— Brief —
Give every entry again, word for word.

(Rows from a figure dataset)
◆ ◆ ◆ ◆

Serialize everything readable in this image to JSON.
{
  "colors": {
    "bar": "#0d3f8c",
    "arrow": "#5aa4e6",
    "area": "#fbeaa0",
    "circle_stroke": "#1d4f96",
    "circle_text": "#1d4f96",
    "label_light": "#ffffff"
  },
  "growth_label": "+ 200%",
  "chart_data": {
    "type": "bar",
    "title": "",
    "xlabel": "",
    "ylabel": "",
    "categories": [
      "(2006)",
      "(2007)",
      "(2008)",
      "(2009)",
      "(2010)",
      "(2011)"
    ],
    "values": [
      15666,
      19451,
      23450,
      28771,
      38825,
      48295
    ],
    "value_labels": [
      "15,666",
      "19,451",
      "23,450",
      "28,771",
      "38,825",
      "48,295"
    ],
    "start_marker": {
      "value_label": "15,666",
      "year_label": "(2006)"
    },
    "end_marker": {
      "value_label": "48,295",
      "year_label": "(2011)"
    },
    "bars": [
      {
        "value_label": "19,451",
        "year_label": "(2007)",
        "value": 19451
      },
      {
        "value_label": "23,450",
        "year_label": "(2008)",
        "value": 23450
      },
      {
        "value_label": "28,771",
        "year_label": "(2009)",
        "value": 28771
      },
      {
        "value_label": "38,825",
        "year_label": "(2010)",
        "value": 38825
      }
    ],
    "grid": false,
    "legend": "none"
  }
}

◆ ◆ ◆ ◆

— Correct answer —
Serialize everything readable in this image to JSON.
{
  "colors": {
    "bar": "#0d3f8c",
    "arrow": "#5aa4e6",
    "area": "#fbeaa0",
    "circle_stroke": "#1d4f96",
    "circle_text": "#1d4f96",
    "label_light": "#ffffff"
  },
  "growth_label": "+ 200%",
  "chart_data": {
    "type": "bar",
    "title": "",
    "xlabel": "",
    "ylabel": "",
    "categories": [
      "(2006)",
      "(2007)",
      "(2008)",
      "(2009)",
      "(2010)",
      "(2011)"
    ],
    "values": [
      15666,
      19451,
      23450,
      28771,
      38825,
      48295
    ],
    "value_labels": [
      "15,666",
      "19,451",
      "23,450",
      "28,771",
      "38,825",
      "48,295"
    ],
    "start_marker": {
      "value_label": "15,666",
      "year_label": "(2006)"
    },
    "end_marker": {
      "value_label": "48,295",
      "year_label": "(2011)"
    },
    "bars": [
      {
        "value_label": "19,451",
        "year_label": "(2007)",
        "value": 19451
      },
      {
        "value_label": "23,450",
        "year_label": "(2008)",
        "value": 23450
      },
      {
        "value_label": "28,771",
        "year_label": "(2009)",
        "value": 28771
      },
      {
        "value_label": "38,825",
        "year_label": "(2010)",
        "value": 38825
      }
    ],
    "grid": false,
    "legend": "none"
  }
}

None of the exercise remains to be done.